[Excerpt from a dataset]
= = = = =

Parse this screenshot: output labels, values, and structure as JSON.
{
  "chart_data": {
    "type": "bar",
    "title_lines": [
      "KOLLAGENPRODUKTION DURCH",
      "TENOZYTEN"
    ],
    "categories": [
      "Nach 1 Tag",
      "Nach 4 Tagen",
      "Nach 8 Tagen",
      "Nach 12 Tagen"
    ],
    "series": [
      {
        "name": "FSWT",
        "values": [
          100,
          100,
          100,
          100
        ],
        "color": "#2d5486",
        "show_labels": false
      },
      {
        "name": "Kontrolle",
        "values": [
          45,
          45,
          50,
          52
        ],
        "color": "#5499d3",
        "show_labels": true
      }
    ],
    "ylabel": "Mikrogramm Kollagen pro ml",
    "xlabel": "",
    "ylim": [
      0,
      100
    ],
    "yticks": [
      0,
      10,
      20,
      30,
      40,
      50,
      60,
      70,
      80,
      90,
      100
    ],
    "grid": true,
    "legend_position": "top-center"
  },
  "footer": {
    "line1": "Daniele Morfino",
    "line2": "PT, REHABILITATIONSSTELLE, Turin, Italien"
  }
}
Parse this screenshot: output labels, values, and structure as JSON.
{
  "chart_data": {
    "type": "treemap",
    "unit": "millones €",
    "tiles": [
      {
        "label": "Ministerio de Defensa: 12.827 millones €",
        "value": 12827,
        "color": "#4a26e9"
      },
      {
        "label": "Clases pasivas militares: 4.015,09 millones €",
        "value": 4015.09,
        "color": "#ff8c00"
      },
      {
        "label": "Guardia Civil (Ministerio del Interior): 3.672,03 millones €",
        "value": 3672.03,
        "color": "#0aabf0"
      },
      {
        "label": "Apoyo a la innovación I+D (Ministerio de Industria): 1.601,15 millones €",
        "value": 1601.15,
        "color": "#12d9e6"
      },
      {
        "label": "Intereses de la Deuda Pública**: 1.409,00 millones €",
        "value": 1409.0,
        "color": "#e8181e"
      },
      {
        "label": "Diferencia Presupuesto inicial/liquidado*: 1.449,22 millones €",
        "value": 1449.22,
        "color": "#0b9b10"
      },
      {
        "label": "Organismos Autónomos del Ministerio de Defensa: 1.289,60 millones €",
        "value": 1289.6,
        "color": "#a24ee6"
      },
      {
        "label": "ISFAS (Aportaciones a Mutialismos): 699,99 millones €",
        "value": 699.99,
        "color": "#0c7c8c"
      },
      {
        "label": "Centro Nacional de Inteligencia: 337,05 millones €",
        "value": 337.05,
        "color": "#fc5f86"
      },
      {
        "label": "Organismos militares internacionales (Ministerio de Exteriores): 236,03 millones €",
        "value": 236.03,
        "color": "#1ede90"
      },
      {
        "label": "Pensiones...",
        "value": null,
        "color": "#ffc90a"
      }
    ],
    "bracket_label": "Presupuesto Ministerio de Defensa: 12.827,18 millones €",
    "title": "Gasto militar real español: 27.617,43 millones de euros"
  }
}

= = = = =

> [TASK PROMPT]
Repeat the records above in full, character for character.

> [EXERCISE OUTPUT]
Parse this screenshot: output labels, values, and structure as JSON.
{
  "chart_data": {
    "type": "bar",
    "title_lines": [
      "KOLLAGENPRODUKTION DURCH",
      "TENOZYTEN"
    ],
    "categories": [
      "Nach 1 Tag",
      "Nach 4 Tagen",
      "Nach 8 Tagen",
      "Nach 12 Tagen"
    ],
    "series": [
      {
        "name": "FSWT",
        "values": [
          100,
          100,
          100,
          100
        ],
        "color": "#2d5486",
        "show_labels": false
      },
      {
        "name": "Kontrolle",
        "values": [
          45,
          45,
          50,
          52
        ],
        "color": "#5499d3",
        "show_labels": true
      }
    ],
    "ylabel": "Mikrogramm Kollagen pro ml",
    "xlabel": "",
    "ylim": [
      0,
      100
    ],
    "yticks": [
      0,
      10,
      20,
      30,
      40,
      50,
      60,
      70,
      80,
      90,
      100
    ],
    "grid": true,
    "legend_position": "top-center"
  },
  "footer": {
    "line1": "Daniele Morfino",
    "line2": "PT, REHABILITATIONSSTELLE, Turin, Italien"
  }
}
Parse this screenshot: output labels, values, and structure as JSON.
{
  "chart_data": {
    "type": "treemap",
    "unit": "millones €",
    "tiles": [
      {
        "label": "Ministerio de Defensa: 12.827 millones €",
        "value": 12827,
        "color": "#4a26e9"
      },
      {
        "label": "Clases pasivas militares: 4.015,09 millones €",
        "value": 4015.09,
        "color": "#ff8c00"
      },
      {
        "label": "Guardia Civil (Ministerio del Interior): 3.672,03 millones €",
        "value": 3672.03,
        "color": "#0aabf0"
      },
      {
        "label": "Apoyo a la innovación I+D (Ministerio de Industria): 1.601,15 millones €",
        "value": 1601.15,
        "color": "#12d9e6"
      },
      {
        "label": "Intereses de la Deuda Pública**: 1.409,00 millones €",
        "value": 1409.0,
        "color": "#e8181e"
      },
      {
        "label": "Diferencia Presupuesto inicial/liquidado*: 1.449,22 millones €",
        "value": 1449.22,
        "color": "#0b9b10"
      },
      {
        "label": "Organismos Autónomos del Ministerio de Defensa: 1.289,60 millones €",
        "value": 1289.6,
        "color": "#a24ee6"
      },
      {
        "label": "ISFAS (Aportaciones a Mutialismos): 699,99 millones €",
        "value": 699.99,
        "color": "#0c7c8c"
      },
      {
        "label": "Centro Nacional de Inteligencia: 337,05 millones €",
        "value": 337.05,
        "color": "#fc5f86"
      },
      {
        "label": "Organismos militares internacionales (Ministerio de Exteriores): 236,03 millones €",
        "value": 236.03,
        "color": "#1ede90"
      },
      {
        "label": "Pensiones...",
        "value": null,
        "color": "#ffc90a"
      }
    ],
    "bracket_label": "Presupuesto Ministerio de Defensa: 12.827,18 millones €",
    "title": "Gasto militar real español: 27.617,43 millones de euros"
  }
}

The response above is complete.